* [Aim of the exercise]
Your answer should consist of the lines in the data below that contain "which".

* [Entries supplied]
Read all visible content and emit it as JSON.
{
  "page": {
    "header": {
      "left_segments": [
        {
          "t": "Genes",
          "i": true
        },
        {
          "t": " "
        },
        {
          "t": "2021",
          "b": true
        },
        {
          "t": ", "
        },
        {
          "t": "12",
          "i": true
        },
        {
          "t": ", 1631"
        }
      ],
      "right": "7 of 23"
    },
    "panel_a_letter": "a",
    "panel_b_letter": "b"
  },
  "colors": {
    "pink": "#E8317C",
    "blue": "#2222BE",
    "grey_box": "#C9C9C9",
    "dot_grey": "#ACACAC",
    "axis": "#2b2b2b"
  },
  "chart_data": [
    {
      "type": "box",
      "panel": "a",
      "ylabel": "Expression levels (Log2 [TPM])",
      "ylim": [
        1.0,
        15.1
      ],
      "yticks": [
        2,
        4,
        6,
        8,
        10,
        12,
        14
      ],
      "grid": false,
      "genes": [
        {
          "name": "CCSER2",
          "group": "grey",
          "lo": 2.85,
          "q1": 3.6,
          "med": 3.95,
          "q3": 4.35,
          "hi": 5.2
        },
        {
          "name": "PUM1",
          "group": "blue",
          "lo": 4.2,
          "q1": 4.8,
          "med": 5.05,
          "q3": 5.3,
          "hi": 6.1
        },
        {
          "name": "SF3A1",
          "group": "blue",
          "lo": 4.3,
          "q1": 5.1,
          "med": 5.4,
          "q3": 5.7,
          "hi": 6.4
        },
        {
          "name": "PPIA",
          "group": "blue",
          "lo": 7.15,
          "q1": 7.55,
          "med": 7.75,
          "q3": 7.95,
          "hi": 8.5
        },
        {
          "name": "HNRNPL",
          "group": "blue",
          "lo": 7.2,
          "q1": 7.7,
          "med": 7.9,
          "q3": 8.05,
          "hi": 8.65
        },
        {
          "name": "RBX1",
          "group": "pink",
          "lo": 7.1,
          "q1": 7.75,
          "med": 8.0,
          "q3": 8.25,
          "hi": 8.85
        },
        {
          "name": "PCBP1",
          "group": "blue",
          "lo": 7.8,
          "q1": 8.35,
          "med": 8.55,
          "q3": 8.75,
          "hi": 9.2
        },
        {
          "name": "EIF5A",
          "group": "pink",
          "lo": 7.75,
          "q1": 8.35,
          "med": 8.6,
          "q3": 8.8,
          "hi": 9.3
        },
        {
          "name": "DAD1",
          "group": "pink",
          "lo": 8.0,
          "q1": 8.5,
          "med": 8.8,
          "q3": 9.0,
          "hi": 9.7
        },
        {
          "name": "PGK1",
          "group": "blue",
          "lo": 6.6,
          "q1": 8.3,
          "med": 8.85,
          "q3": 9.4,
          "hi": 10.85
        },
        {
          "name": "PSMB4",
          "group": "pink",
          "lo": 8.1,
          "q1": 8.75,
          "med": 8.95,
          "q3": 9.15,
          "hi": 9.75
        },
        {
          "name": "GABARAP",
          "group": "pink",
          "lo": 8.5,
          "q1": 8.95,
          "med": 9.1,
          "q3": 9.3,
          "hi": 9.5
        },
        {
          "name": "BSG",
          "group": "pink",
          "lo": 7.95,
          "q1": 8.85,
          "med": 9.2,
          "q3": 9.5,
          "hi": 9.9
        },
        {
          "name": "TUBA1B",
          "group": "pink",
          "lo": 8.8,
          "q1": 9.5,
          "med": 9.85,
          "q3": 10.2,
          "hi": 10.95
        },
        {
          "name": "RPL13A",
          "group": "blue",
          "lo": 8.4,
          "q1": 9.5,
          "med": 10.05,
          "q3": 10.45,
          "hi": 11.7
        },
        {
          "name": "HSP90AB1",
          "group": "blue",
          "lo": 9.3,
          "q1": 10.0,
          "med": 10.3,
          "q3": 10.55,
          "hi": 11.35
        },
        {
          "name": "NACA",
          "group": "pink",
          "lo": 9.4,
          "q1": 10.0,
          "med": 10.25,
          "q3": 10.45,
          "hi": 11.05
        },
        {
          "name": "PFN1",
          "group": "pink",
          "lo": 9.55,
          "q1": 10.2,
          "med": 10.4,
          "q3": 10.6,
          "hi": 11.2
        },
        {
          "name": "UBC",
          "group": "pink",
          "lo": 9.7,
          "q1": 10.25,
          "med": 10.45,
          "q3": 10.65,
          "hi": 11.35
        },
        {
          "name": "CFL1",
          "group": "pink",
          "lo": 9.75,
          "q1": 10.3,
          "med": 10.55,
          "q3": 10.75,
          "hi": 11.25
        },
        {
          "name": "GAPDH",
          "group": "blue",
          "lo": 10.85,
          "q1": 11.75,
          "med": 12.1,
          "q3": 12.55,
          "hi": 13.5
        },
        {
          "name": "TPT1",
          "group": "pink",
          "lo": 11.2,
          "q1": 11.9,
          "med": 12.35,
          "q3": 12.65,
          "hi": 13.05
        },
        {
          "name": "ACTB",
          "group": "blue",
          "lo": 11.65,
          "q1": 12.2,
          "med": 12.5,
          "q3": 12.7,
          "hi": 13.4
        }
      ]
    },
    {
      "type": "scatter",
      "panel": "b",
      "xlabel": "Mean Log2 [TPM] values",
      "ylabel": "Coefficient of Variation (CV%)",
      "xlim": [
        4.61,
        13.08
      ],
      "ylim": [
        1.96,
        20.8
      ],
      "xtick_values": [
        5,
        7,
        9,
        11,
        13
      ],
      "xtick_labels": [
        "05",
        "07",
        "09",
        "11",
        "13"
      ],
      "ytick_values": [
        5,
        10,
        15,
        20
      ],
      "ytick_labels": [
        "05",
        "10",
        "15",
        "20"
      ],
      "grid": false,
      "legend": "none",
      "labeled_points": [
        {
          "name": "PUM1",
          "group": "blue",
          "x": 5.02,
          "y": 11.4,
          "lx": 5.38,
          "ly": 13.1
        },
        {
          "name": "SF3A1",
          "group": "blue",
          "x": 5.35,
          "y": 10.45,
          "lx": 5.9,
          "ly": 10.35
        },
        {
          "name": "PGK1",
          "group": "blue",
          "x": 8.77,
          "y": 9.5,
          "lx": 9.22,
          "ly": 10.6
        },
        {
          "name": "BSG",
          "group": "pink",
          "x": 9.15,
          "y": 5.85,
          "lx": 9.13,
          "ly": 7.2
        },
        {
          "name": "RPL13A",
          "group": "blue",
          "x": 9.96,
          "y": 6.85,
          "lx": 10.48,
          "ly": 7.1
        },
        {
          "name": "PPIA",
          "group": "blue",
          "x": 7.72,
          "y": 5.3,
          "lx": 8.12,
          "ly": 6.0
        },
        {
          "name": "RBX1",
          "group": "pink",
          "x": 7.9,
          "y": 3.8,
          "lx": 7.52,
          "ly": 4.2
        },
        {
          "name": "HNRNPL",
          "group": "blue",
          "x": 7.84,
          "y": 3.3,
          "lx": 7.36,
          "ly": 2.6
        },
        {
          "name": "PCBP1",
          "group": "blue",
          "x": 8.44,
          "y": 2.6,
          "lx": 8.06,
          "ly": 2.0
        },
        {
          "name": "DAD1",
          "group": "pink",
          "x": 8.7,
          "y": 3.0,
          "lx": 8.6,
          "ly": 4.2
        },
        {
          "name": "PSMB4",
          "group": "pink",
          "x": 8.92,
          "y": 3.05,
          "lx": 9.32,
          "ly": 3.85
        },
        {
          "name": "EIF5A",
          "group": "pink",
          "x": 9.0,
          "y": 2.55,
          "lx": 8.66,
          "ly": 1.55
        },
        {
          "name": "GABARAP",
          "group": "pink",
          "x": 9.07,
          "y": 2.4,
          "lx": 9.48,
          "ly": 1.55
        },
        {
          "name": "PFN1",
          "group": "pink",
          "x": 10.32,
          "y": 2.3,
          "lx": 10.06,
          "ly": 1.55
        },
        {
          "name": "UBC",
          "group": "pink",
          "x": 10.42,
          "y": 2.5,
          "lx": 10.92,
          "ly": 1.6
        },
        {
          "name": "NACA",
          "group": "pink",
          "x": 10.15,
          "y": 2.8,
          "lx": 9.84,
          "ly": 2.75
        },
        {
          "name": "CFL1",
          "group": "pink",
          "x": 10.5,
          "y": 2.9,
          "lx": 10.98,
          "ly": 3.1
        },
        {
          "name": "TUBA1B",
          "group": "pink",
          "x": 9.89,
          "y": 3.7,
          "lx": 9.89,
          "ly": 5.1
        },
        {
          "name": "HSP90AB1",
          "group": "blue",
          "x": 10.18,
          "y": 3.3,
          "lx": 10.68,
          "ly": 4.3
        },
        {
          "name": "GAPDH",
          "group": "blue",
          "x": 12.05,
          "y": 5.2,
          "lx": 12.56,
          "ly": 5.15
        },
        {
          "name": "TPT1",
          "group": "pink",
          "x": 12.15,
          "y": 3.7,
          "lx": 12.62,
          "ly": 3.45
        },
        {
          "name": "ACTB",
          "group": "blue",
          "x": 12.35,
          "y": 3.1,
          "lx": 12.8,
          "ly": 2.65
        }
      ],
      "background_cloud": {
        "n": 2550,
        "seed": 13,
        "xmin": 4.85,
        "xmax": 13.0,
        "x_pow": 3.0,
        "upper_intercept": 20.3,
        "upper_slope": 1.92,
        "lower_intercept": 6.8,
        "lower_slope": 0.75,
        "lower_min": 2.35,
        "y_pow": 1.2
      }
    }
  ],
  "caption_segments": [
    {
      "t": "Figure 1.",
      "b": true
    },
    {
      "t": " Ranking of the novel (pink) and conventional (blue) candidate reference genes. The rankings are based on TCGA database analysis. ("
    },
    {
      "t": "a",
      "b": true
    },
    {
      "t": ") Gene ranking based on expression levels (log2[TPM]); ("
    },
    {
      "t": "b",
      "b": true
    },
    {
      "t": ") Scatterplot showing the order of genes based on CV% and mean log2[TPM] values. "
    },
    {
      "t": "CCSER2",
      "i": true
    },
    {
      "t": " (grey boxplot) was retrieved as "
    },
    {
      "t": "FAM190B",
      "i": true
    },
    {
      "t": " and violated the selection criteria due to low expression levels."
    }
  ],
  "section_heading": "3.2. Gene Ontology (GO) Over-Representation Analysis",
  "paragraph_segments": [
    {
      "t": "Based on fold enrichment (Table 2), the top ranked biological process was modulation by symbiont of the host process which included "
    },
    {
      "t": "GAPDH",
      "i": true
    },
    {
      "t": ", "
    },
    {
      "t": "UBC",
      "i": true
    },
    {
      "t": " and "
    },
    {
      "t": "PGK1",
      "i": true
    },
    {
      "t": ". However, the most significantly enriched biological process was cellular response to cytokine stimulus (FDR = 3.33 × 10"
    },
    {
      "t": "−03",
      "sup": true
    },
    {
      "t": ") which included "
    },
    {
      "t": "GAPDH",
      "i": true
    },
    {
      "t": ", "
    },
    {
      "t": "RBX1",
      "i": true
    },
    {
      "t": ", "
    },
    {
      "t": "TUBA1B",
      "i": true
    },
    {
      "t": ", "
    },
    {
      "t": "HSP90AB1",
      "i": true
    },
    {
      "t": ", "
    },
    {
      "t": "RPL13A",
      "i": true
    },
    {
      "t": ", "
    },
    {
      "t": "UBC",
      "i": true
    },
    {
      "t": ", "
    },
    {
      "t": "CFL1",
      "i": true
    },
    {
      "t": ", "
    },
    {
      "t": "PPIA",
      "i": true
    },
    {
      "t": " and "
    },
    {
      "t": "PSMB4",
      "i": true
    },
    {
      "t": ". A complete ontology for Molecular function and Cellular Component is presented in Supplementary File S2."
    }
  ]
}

* [Answer below]
      "t": "Based on fold enrichment (Table 2), the top ranked biological process was modulation by symbiont of the host process which included "
      "t": ") which included "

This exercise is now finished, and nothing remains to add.